§ Exercise:
Count how many lines in the material below hold the word "Young"; the reply is that number alone.

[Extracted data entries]
------------------------------------

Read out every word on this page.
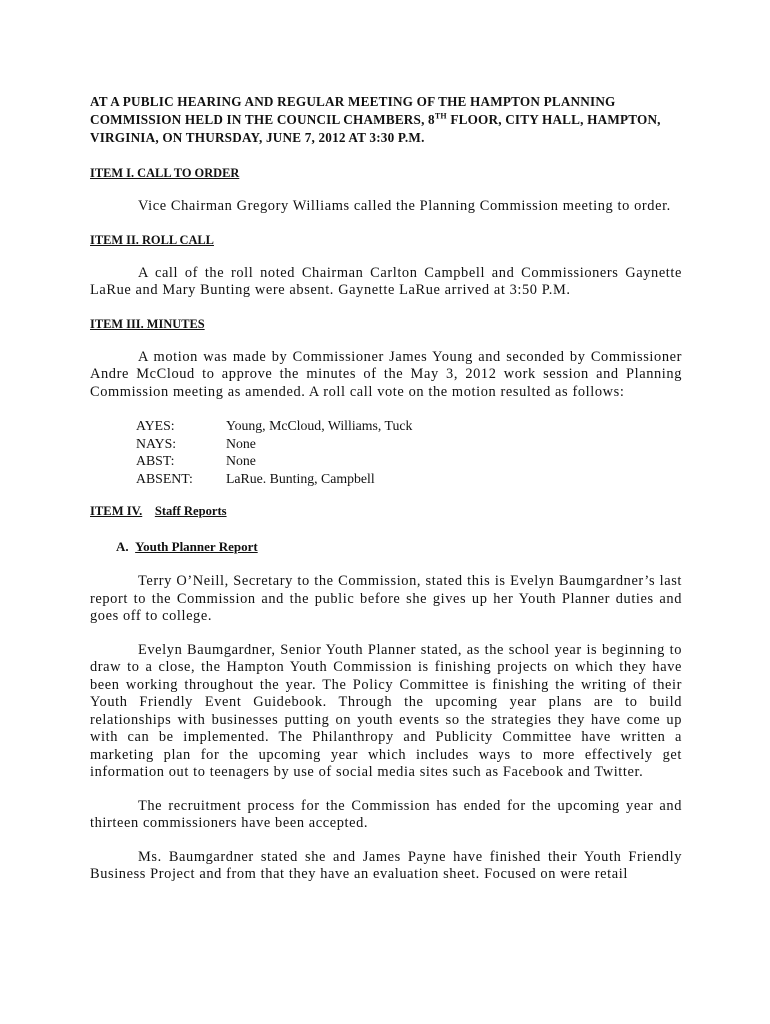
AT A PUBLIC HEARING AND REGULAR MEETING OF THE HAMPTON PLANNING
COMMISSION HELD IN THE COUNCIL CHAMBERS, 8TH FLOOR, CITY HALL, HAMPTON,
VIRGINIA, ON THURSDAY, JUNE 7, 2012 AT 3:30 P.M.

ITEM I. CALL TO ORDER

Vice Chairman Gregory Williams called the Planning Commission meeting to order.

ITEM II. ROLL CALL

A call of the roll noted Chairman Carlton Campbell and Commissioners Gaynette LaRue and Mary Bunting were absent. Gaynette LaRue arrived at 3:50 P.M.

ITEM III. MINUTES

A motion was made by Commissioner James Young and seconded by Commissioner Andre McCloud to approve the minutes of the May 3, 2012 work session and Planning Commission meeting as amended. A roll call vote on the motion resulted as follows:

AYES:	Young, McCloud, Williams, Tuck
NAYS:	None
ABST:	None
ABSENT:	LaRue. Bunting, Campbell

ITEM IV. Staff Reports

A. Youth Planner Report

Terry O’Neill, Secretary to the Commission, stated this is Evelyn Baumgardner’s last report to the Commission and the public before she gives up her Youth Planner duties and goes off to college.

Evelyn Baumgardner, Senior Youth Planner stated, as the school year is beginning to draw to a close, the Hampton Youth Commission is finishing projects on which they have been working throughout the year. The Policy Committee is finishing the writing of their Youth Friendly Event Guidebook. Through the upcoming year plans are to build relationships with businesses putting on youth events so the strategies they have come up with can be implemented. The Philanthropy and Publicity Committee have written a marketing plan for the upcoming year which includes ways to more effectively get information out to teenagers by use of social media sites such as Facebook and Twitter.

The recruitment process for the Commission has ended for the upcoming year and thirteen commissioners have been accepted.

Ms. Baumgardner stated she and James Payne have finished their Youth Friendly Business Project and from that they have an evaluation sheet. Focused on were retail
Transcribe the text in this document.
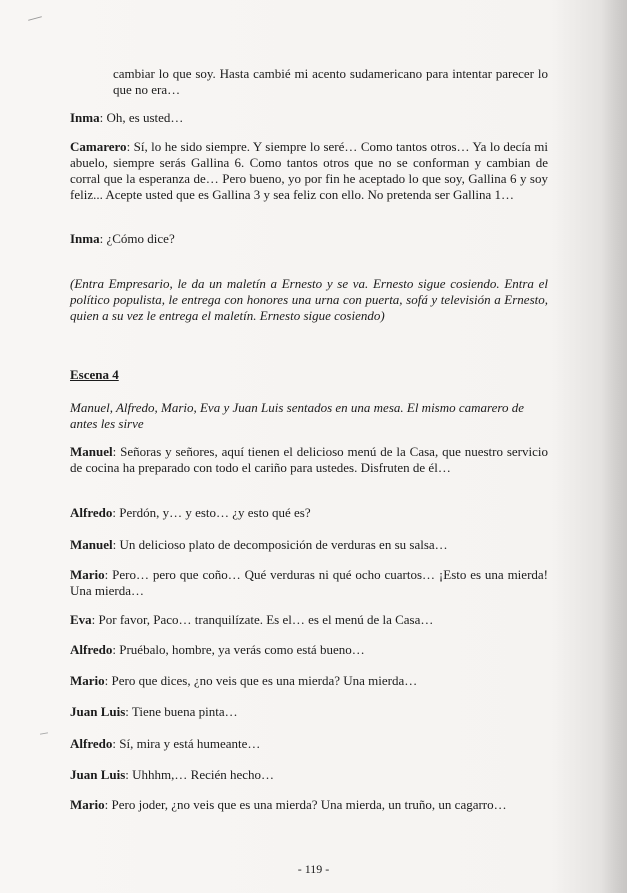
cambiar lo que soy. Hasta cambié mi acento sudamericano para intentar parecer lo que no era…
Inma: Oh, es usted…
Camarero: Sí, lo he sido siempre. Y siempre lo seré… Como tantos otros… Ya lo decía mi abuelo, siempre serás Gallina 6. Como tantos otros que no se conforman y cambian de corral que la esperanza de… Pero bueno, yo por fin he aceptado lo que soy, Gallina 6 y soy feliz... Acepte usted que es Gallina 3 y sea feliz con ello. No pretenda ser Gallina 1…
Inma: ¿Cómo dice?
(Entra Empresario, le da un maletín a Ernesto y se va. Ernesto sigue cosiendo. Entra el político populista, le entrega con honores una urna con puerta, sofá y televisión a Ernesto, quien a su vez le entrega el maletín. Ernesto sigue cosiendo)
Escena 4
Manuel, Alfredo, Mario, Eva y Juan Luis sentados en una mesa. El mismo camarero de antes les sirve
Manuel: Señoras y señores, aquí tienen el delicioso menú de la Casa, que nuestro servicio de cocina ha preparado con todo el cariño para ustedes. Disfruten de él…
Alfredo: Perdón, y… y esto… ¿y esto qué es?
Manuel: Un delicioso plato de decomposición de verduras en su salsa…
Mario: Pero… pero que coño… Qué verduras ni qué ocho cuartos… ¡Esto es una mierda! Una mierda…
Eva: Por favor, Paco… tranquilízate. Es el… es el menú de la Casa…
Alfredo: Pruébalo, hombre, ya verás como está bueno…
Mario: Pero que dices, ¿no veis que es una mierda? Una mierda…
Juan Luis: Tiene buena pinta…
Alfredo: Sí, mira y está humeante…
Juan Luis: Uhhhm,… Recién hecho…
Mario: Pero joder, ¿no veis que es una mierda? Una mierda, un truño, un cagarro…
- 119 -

------------------------------------

§ Full response:
2